TASK TO CARRY OUT :: Where the string "herself" occurs in the material below, report the whole line.

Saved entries
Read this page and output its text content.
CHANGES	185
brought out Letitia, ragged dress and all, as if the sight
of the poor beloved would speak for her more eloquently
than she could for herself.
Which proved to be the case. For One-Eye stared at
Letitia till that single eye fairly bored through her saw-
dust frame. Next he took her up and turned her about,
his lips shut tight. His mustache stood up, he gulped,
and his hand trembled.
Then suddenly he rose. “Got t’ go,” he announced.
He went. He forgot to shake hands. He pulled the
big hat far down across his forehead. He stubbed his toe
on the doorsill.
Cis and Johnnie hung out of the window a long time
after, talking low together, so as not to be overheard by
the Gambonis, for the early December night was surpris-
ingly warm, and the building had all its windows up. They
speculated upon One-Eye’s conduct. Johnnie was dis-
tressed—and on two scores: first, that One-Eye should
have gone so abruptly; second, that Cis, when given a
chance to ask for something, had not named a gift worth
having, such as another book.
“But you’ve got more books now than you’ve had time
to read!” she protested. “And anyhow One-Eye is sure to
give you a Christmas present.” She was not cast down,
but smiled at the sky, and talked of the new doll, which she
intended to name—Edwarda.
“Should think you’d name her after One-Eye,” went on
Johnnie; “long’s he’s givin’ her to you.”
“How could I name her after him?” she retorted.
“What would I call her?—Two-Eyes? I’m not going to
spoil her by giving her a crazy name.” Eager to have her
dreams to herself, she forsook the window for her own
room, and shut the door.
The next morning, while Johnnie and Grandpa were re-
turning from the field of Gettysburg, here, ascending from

FINISHED EXERCISE ::
than she could for herself.
dreams to herself, she forsook the window for her own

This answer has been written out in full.